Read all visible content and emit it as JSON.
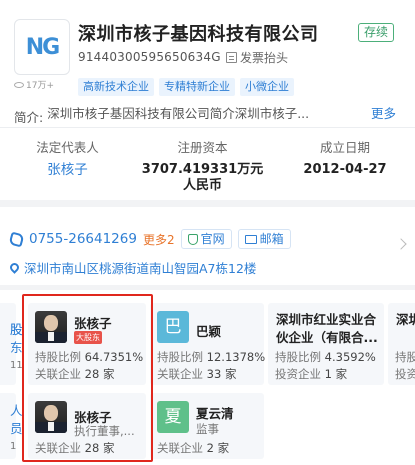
{
  "company": {
    "logo_text": "NG",
    "name": "深圳市核子基因科技有限公司",
    "status": "存续",
    "credit_code": "91440300595650634G",
    "invoice_label": "发票抬头",
    "visits": "17万+",
    "tags": [
      "高新技术企业",
      "专精特新企业",
      "小微企业"
    ],
    "intro_label": "简介:",
    "intro_text": "深圳市核子基因科技有限公司简介深圳市核子...",
    "intro_more": "更多"
  },
  "info": {
    "legal_rep_label": "法定代表人",
    "legal_rep": "张核子",
    "capital_label": "注册资本",
    "capital_line1": "3707.419331万元",
    "capital_line2": "人民币",
    "date_label": "成立日期",
    "date": "2012-04-27"
  },
  "contact": {
    "phone": "0755-26641269",
    "more_phones": "更多2",
    "website": "官网",
    "email": "邮箱",
    "address": "深圳市南山区桃源街道南山智园A7栋12楼"
  },
  "edge_left": {
    "top_lines": [
      "股",
      "东",
      "11"
    ],
    "bottom_lines": [
      "人",
      "员",
      "1"
    ]
  },
  "shareholders": [
    {
      "name": "张核子",
      "badge": "大股东",
      "line1_label": "持股比例",
      "line1_value": "64.7351%",
      "line2_label": "关联企业",
      "line2_value": "28 家"
    },
    {
      "avatar_char": "巴",
      "avatar_color": "#5bb8d9",
      "name": "巴颖",
      "line1_label": "持股比例",
      "line1_value": "12.1378%",
      "line2_label": "关联企业",
      "line2_value": "33 家"
    },
    {
      "name": "深圳市红业实业合伙企业（有限合...",
      "line1_label": "持股比例",
      "line1_value": "4.3592%",
      "line2_label": "投资企业",
      "line2_value": "1 家"
    },
    {
      "name": "深圳",
      "line1_label": "持股",
      "line2_label": "投资"
    }
  ],
  "staff": [
    {
      "name": "张核子",
      "line1_value": "执行董事,...",
      "line2_label": "关联企业",
      "line2_value": "28 家"
    },
    {
      "avatar_char": "夏",
      "avatar_color": "#5fc08a",
      "name": "夏云清",
      "line1_value": "监事",
      "line2_label": "关联企业",
      "line2_value": "2 家"
    }
  ]
}
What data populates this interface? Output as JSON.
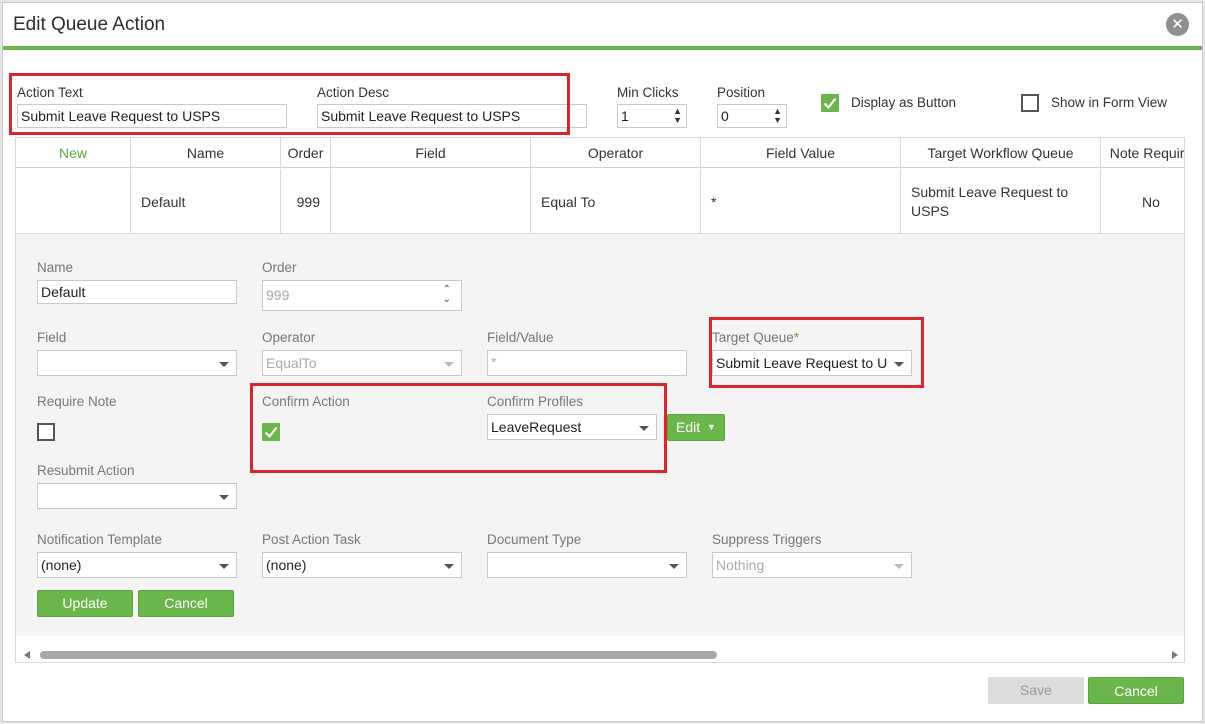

******

For the listing above, identify each line bearing "JSON".

> _Complete response_
Read all visible content and emit it as JSON.
What data populates this interface? Output as JSON.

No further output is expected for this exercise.